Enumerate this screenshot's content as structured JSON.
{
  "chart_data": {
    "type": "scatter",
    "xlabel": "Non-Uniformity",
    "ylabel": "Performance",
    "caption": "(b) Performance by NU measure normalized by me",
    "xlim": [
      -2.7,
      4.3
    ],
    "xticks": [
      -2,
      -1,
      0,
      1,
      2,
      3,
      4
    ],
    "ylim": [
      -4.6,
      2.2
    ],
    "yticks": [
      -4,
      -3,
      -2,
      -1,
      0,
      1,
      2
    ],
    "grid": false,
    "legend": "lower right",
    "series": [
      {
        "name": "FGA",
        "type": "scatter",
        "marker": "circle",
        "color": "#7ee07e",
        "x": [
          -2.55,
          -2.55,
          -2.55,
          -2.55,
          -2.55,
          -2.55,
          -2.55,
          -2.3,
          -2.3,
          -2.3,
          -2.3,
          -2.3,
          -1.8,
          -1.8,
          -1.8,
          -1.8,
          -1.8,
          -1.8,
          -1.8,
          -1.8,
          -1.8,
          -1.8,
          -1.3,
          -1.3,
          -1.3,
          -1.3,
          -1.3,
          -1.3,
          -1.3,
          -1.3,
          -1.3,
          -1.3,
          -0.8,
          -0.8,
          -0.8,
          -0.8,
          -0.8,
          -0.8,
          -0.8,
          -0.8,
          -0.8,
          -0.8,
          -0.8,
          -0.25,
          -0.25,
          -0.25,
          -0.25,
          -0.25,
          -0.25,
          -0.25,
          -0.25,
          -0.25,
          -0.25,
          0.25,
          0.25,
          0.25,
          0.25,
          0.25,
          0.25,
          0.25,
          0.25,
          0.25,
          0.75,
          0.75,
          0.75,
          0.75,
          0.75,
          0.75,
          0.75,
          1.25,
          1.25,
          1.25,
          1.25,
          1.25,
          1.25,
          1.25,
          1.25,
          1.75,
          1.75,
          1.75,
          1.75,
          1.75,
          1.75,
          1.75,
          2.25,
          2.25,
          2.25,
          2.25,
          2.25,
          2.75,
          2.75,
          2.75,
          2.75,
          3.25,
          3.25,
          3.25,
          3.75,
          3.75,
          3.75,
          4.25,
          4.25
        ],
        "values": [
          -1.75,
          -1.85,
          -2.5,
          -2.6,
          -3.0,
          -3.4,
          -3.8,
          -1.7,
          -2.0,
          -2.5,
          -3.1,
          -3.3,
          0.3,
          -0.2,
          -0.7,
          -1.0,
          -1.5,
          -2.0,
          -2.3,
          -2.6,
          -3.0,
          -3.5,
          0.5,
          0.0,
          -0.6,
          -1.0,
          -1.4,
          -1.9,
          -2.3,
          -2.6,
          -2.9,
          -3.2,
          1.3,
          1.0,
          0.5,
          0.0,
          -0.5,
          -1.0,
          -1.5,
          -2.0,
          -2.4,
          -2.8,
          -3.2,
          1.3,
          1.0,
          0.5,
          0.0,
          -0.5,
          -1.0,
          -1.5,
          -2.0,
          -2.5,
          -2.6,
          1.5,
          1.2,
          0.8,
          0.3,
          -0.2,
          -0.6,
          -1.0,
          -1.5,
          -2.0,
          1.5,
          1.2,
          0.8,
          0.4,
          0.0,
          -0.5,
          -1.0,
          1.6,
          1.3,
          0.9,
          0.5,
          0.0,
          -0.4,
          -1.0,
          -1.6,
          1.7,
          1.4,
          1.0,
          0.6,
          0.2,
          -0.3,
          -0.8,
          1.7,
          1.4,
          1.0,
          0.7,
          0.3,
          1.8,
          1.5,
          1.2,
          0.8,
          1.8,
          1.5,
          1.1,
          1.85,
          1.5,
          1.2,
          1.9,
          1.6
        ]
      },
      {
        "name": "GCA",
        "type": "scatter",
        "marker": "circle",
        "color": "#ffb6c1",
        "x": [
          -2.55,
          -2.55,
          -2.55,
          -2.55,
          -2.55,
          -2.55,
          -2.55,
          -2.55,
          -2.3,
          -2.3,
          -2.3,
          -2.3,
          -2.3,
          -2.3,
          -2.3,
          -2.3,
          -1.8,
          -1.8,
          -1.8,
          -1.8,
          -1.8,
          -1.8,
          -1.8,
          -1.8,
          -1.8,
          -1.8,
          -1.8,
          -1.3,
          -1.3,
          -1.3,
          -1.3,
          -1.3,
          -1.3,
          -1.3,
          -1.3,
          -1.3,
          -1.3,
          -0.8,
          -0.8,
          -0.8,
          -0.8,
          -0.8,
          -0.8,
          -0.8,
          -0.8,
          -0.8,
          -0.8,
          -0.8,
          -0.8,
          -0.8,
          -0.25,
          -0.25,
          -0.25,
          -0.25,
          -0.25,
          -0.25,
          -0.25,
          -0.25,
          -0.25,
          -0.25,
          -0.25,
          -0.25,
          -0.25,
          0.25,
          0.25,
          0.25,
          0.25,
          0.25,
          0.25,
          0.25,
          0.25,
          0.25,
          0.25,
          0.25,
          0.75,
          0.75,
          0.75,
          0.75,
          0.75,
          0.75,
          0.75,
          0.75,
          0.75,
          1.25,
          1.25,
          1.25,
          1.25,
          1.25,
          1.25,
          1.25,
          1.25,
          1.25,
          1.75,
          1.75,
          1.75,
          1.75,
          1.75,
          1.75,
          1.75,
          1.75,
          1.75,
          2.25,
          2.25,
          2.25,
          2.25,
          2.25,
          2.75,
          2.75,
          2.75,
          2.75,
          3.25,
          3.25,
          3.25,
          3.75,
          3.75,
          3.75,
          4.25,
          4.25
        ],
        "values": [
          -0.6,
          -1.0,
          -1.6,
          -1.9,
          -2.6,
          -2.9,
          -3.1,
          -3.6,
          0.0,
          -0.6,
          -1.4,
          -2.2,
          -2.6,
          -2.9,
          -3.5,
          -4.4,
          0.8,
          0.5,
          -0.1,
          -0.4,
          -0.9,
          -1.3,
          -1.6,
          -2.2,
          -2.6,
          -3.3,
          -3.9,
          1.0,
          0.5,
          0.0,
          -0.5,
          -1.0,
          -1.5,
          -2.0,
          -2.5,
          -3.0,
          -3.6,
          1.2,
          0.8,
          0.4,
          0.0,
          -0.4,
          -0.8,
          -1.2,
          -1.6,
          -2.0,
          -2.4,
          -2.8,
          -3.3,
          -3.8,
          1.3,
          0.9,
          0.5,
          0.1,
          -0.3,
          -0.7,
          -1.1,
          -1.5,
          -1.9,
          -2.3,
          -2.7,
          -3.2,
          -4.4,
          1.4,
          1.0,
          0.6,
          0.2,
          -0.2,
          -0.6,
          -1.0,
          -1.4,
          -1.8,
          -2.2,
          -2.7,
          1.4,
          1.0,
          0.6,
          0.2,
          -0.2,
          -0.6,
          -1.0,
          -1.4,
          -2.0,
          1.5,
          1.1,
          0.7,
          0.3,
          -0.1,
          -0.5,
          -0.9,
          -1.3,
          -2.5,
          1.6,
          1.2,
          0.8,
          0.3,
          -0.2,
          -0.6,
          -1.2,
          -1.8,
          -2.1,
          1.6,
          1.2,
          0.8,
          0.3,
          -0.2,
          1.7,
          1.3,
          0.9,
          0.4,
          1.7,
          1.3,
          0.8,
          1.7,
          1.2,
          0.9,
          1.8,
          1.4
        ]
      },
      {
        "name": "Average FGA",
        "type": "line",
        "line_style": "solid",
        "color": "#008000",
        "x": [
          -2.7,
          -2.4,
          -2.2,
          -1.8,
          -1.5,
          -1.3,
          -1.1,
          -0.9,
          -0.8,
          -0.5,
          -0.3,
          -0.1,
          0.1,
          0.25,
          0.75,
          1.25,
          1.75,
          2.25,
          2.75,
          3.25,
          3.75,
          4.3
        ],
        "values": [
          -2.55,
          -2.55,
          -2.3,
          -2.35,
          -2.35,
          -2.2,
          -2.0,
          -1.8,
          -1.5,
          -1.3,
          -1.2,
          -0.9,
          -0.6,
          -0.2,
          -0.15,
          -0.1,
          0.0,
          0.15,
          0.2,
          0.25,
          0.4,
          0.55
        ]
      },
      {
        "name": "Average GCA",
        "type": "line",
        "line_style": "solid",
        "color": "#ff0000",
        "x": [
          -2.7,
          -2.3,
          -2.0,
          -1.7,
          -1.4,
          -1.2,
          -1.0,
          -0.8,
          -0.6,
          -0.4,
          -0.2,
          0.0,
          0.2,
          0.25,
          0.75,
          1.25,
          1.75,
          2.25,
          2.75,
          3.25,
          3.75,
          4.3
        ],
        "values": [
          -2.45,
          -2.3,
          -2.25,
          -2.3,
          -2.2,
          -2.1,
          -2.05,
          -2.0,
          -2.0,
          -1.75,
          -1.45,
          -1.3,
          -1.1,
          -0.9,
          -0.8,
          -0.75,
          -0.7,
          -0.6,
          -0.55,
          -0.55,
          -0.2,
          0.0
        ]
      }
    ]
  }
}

——————

**The exercise:**
Return only the number of lines in the preceding records that contain the string "Performance".

**Expected answer:**
2